• _Do this_
Select and reproduce each line of the listing below that bears the string "درصد".

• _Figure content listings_

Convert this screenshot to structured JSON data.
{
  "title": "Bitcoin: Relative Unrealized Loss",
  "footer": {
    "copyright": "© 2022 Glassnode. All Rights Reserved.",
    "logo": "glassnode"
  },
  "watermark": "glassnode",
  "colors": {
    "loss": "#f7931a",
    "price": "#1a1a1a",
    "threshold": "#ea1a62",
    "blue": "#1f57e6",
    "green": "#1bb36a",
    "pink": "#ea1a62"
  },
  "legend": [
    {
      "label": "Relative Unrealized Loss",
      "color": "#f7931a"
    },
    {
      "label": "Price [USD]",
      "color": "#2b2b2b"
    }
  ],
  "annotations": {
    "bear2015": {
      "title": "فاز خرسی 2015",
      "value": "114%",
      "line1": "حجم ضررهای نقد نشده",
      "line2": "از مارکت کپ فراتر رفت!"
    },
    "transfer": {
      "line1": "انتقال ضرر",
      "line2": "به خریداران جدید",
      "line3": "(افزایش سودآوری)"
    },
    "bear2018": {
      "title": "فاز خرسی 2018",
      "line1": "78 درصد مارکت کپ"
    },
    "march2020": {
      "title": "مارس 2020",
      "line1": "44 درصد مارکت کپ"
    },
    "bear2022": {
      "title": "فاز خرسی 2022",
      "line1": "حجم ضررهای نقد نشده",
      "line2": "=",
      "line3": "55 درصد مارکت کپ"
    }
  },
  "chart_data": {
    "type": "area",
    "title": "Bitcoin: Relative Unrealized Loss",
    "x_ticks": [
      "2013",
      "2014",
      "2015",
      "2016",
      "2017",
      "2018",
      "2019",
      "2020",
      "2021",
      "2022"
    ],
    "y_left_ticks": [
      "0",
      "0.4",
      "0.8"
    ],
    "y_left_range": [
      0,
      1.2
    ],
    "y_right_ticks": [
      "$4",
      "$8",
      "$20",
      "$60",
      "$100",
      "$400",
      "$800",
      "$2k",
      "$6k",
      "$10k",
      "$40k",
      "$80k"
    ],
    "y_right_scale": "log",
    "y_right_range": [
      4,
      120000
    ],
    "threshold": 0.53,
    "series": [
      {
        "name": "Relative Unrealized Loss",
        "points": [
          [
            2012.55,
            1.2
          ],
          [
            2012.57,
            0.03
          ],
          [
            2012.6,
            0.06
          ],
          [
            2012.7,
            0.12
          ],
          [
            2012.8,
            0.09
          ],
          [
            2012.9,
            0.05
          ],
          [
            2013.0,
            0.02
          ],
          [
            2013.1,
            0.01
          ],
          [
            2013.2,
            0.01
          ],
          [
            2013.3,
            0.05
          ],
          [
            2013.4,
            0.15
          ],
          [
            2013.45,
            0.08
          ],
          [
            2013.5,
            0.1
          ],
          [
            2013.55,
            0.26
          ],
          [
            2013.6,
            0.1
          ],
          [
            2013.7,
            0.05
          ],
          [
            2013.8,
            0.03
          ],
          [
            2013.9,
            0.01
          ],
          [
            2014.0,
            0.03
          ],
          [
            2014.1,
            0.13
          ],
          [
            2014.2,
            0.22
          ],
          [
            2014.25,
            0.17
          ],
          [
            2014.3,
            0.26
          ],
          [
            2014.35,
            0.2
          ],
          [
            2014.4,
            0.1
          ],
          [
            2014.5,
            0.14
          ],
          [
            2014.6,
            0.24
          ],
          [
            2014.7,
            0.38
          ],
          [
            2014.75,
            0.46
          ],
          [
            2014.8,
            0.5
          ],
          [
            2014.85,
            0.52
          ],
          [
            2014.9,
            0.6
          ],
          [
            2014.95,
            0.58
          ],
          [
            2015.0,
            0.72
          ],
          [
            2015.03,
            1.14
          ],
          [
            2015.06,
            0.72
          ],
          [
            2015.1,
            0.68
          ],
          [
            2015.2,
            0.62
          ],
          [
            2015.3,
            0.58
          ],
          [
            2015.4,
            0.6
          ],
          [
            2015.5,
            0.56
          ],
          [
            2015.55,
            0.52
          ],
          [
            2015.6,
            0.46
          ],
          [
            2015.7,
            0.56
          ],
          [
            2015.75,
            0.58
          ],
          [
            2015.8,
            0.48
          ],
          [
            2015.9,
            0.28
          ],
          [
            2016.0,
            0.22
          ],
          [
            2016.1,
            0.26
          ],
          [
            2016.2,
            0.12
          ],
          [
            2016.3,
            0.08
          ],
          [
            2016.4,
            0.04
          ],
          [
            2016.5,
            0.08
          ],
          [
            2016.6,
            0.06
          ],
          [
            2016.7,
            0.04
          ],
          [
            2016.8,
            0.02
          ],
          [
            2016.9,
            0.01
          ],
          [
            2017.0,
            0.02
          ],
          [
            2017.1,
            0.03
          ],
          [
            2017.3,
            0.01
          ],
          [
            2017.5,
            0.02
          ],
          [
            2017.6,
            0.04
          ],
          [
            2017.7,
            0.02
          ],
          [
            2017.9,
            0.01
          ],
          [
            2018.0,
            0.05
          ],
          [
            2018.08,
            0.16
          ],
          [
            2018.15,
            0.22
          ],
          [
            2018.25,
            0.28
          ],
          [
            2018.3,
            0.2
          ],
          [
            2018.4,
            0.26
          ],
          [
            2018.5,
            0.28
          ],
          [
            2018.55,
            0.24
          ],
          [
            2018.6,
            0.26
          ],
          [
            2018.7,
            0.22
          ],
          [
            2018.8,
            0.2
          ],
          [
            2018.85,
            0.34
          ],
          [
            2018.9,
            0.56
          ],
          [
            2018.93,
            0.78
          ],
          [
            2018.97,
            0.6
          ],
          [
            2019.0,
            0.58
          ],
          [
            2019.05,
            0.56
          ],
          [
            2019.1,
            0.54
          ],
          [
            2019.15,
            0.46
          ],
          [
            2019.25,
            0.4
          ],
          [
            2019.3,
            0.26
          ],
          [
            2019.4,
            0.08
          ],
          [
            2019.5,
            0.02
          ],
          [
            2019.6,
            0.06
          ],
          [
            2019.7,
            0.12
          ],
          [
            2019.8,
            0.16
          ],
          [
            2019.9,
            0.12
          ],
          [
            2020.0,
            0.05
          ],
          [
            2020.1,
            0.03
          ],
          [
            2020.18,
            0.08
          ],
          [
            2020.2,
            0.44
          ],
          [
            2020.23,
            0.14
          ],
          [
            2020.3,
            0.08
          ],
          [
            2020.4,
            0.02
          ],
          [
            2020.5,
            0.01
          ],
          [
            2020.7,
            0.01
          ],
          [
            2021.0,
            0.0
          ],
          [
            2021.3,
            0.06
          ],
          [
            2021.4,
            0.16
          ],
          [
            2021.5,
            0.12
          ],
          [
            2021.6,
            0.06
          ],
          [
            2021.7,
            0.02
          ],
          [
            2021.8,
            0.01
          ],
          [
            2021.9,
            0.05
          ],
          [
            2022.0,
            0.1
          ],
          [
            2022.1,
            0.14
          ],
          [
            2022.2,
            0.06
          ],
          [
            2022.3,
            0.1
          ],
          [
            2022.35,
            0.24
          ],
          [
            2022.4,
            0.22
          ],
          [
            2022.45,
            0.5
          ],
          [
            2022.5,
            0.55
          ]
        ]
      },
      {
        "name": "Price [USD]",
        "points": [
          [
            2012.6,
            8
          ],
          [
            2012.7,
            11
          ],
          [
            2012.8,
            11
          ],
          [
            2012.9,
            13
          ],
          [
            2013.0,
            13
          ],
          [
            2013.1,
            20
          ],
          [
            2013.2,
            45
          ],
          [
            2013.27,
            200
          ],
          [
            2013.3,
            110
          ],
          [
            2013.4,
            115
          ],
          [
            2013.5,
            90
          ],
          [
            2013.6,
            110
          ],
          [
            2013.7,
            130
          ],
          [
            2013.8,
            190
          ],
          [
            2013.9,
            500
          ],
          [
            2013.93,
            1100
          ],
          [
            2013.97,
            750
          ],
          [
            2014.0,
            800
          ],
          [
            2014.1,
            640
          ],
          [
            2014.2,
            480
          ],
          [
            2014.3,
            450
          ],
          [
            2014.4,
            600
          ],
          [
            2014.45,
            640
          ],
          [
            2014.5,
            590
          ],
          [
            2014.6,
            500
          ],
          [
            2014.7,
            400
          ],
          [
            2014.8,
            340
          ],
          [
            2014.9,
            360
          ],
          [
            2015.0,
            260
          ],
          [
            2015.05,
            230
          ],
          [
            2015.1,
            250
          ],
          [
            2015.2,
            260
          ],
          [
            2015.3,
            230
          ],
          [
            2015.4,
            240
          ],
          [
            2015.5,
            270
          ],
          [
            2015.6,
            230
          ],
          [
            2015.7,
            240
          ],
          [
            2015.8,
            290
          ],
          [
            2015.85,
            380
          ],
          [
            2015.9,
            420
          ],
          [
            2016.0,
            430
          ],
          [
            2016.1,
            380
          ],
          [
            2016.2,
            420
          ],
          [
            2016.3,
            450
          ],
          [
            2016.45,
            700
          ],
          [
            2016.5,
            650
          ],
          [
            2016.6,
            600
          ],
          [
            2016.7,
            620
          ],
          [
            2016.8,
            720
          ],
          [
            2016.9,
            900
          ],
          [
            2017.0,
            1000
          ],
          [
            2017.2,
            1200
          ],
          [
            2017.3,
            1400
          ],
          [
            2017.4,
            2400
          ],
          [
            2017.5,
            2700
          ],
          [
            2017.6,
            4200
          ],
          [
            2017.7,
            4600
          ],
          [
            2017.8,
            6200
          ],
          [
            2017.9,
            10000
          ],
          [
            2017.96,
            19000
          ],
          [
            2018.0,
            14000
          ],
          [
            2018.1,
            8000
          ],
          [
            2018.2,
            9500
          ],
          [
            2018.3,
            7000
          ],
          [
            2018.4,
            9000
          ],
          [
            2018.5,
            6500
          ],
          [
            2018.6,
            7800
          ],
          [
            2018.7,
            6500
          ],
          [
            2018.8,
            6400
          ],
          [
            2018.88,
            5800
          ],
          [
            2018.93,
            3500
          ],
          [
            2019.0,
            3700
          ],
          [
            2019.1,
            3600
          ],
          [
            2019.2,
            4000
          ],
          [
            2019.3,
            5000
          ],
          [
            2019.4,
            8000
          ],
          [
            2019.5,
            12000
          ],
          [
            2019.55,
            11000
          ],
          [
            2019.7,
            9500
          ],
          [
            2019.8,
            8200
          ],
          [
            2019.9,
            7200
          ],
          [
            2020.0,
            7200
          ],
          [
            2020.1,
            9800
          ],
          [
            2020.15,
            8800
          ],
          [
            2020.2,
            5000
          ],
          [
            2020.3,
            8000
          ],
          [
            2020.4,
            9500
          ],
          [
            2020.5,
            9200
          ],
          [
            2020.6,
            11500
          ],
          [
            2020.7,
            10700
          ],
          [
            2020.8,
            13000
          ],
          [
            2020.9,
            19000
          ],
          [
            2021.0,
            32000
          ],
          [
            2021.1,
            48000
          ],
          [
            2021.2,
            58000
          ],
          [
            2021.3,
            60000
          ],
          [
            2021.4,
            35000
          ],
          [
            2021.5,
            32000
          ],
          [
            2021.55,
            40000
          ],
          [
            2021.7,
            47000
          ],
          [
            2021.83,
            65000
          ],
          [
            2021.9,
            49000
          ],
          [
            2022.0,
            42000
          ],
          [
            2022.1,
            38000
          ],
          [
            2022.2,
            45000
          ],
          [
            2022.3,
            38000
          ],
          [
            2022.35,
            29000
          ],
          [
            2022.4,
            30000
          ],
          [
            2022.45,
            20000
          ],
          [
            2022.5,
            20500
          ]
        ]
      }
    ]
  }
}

• _Result of the task_
      "line1": "78 درصد مارکت کپ"
      "line1": "44 درصد مارکت کپ"
      "line3": "55 درصد مارکت کپ"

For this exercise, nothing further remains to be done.